◆ **Excerpted data**:
━━━━━━

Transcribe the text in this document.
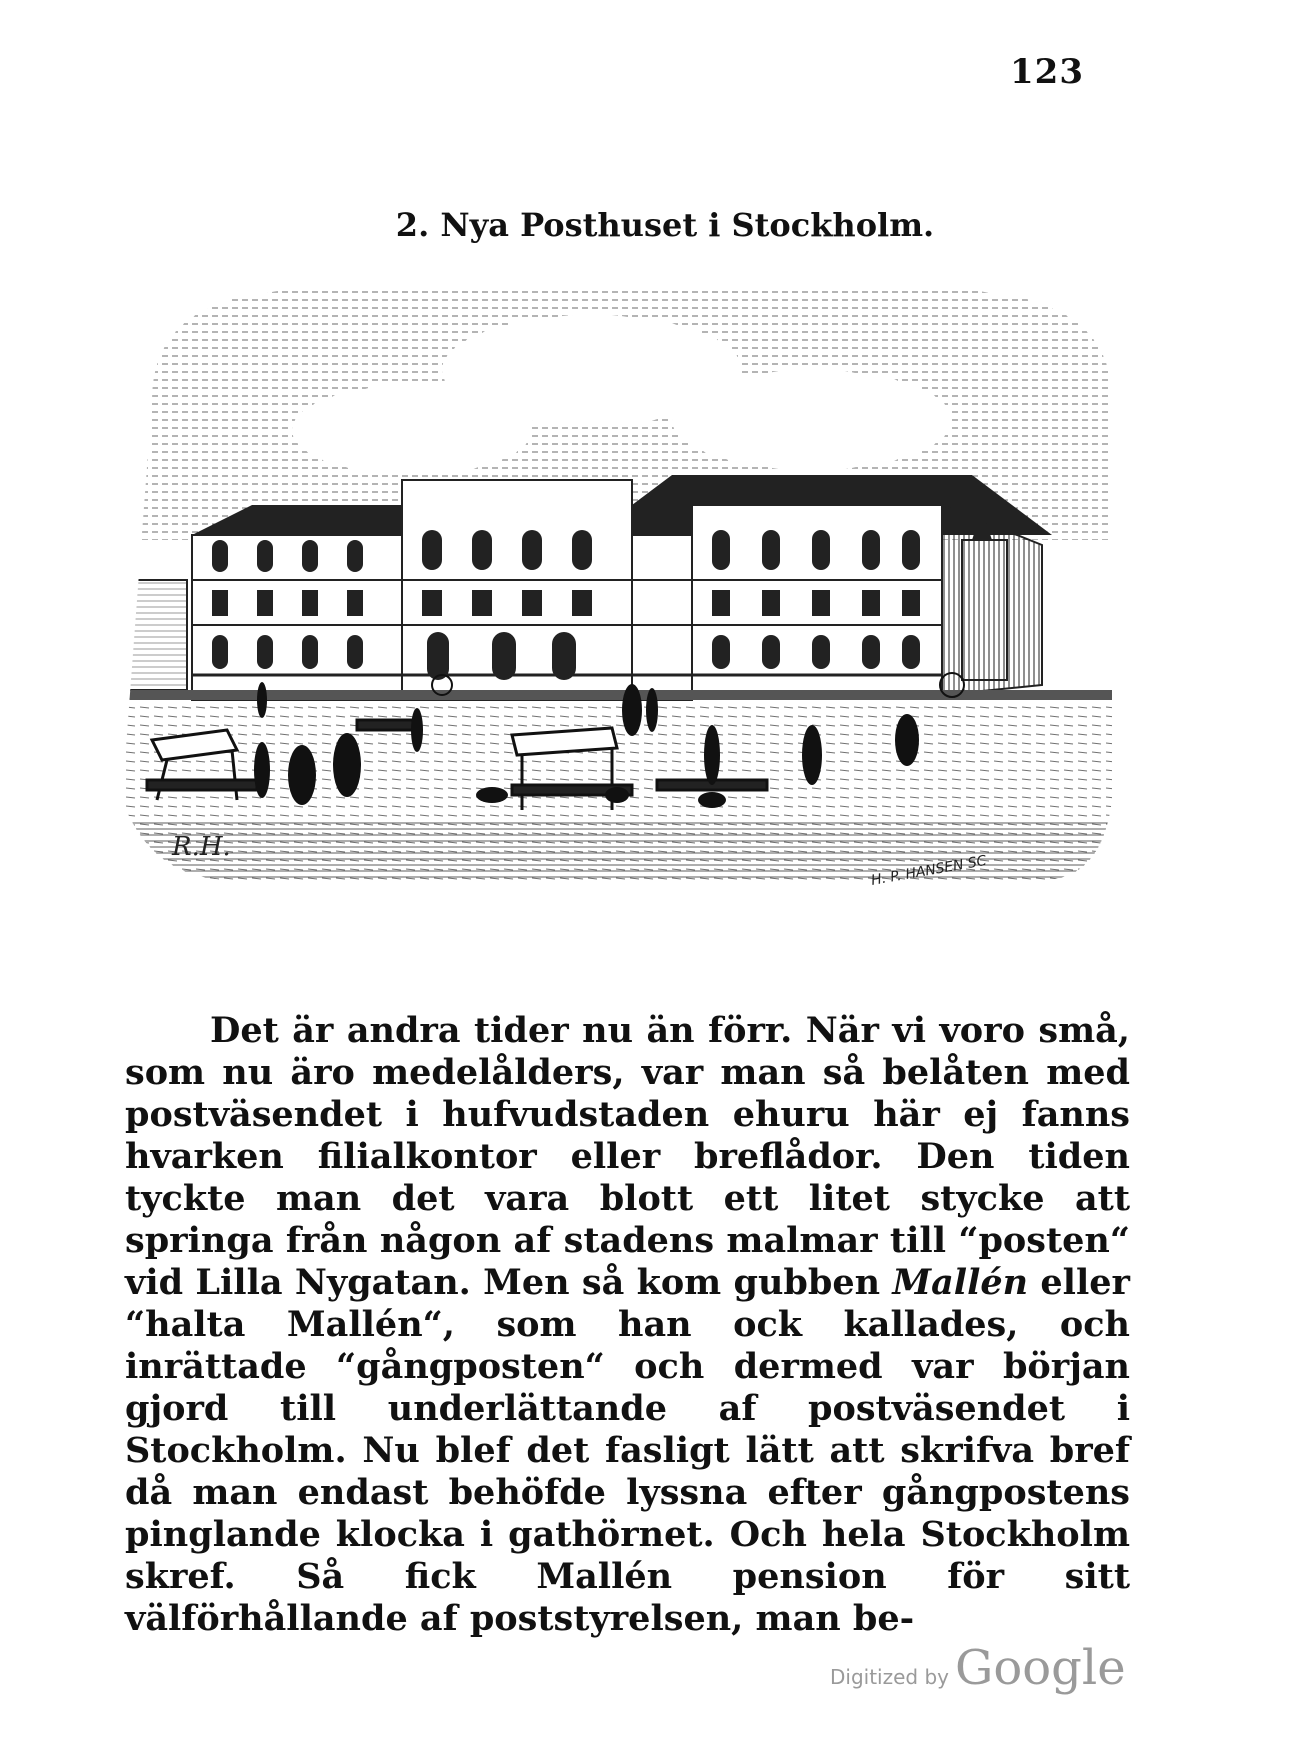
123
2. Nya Posthuset i Stockholm.
R.H.
H. P. HANSEN SC

Det är andra tider nu än förr. När vi voro små, som nu äro medelålders, var man så belåten med postväsendet i hufvudstaden ehuru här ej fanns hvarken filialkontor eller breflådor. Den tiden tyckte man det vara blott ett litet stycke att springa från någon af stadens malmar till “posten“ vid Lilla Nygatan. Men så kom gubben Mallén eller “halta Mallén“, som han ock kallades, och inrättade “gångposten“ och dermed var början gjord till underlättande af postväsendet i Stockholm. Nu blef det fasligt lätt att skrifva bref då man endast behöfde lyssna efter gångpostens pinglande klocka i gathörnet. Och hela Stockholm skref. Så fick Mallén pension för sitt välförhållande af poststyrelsen, man be-

Digitized by Google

━━━━━━

◆ **Task requirements**: Output the entries above exactly. Drop the pictures.

◆ **Task output**:
Transcribe the text in this document.
123
2. Nya Posthuset i Stockholm.
R.H.
H. P. HANSEN SC

Det är andra tider nu än förr. När vi voro små, som nu äro medelålders, var man så belåten med postväsendet i hufvudstaden ehuru här ej fanns hvarken filialkontor eller breflådor. Den tiden tyckte man det vara blott ett litet stycke att springa från någon af stadens malmar till “posten“ vid Lilla Nygatan. Men så kom gubben Mallén eller “halta Mallén“, som han ock kallades, och inrättade “gångposten“ och dermed var början gjord till underlättande af postväsendet i Stockholm. Nu blef det fasligt lätt att skrifva bref då man endast behöfde lyssna efter gångpostens pinglande klocka i gathörnet. Och hela Stockholm skref. Så fick Mallén pension för sitt välförhållande af poststyrelsen, man be-

Digitized by Google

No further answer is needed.